▶ **Stated goal**
Transcribe the records that follow exactly. Skip the pictures.

----------------------------------------

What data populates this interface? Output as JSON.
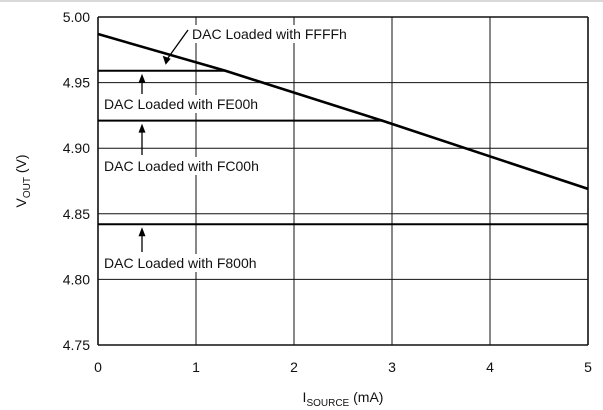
{
  "chart_data": {
    "type": "line",
    "xlabel": "I",
    "xlabel_sub": "SOURCE",
    "xlabel_unit": " (mA)",
    "ylabel": "V",
    "ylabel_sub": "OUT",
    "ylabel_unit": " (V)",
    "xlim": [
      0,
      5
    ],
    "ylim": [
      4.75,
      5.0
    ],
    "xticks": [
      "0",
      "1",
      "2",
      "3",
      "4",
      "5"
    ],
    "yticks": [
      "5.00",
      "4.95",
      "4.90",
      "4.85",
      "4.80",
      "4.75"
    ],
    "grid": true,
    "series": [
      {
        "name": "DAC Loaded with FFFFh",
        "x": [
          0,
          1.3,
          2.9,
          5.0
        ],
        "y": [
          4.987,
          4.959,
          4.921,
          4.869
        ]
      },
      {
        "name": "DAC Loaded with FE00h",
        "x": [
          0,
          1.3,
          2.9,
          5.0
        ],
        "y": [
          4.959,
          4.959,
          4.921,
          4.869
        ]
      },
      {
        "name": "DAC Loaded with FC00h",
        "x": [
          0,
          2.9,
          5.0
        ],
        "y": [
          4.921,
          4.921,
          4.869
        ]
      },
      {
        "name": "DAC Loaded with F800h",
        "x": [
          0,
          5.0
        ],
        "y": [
          4.842,
          4.842
        ]
      }
    ],
    "annotations": [
      {
        "text": "DAC Loaded with FFFFh"
      },
      {
        "text": "DAC Loaded with FE00h"
      },
      {
        "text": "DAC Loaded with FC00h"
      },
      {
        "text": "DAC Loaded with F800h"
      }
    ]
  }
}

----------------------------------------

▶ **Result of the exercise**
What data populates this interface? Output as JSON.
{
  "chart_data": {
    "type": "line",
    "xlabel": "I",
    "xlabel_sub": "SOURCE",
    "xlabel_unit": " (mA)",
    "ylabel": "V",
    "ylabel_sub": "OUT",
    "ylabel_unit": " (V)",
    "xlim": [
      0,
      5
    ],
    "ylim": [
      4.75,
      5.0
    ],
    "xticks": [
      "0",
      "1",
      "2",
      "3",
      "4",
      "5"
    ],
    "yticks": [
      "5.00",
      "4.95",
      "4.90",
      "4.85",
      "4.80",
      "4.75"
    ],
    "grid": true,
    "series": [
      {
        "name": "DAC Loaded with FFFFh",
        "x": [
          0,
          1.3,
          2.9,
          5.0
        ],
        "y": [
          4.987,
          4.959,
          4.921,
          4.869
        ]
      },
      {
        "name": "DAC Loaded with FE00h",
        "x": [
          0,
          1.3,
          2.9,
          5.0
        ],
        "y": [
          4.959,
          4.959,
          4.921,
          4.869
        ]
      },
      {
        "name": "DAC Loaded with FC00h",
        "x": [
          0,
          2.9,
          5.0
        ],
        "y": [
          4.921,
          4.921,
          4.869
        ]
      },
      {
        "name": "DAC Loaded with F800h",
        "x": [
          0,
          5.0
        ],
        "y": [
          4.842,
          4.842
        ]
      }
    ],
    "annotations": [
      {
        "text": "DAC Loaded with FFFFh"
      },
      {
        "text": "DAC Loaded with FE00h"
      },
      {
        "text": "DAC Loaded with FC00h"
      },
      {
        "text": "DAC Loaded with F800h"
      }
    ]
  }
}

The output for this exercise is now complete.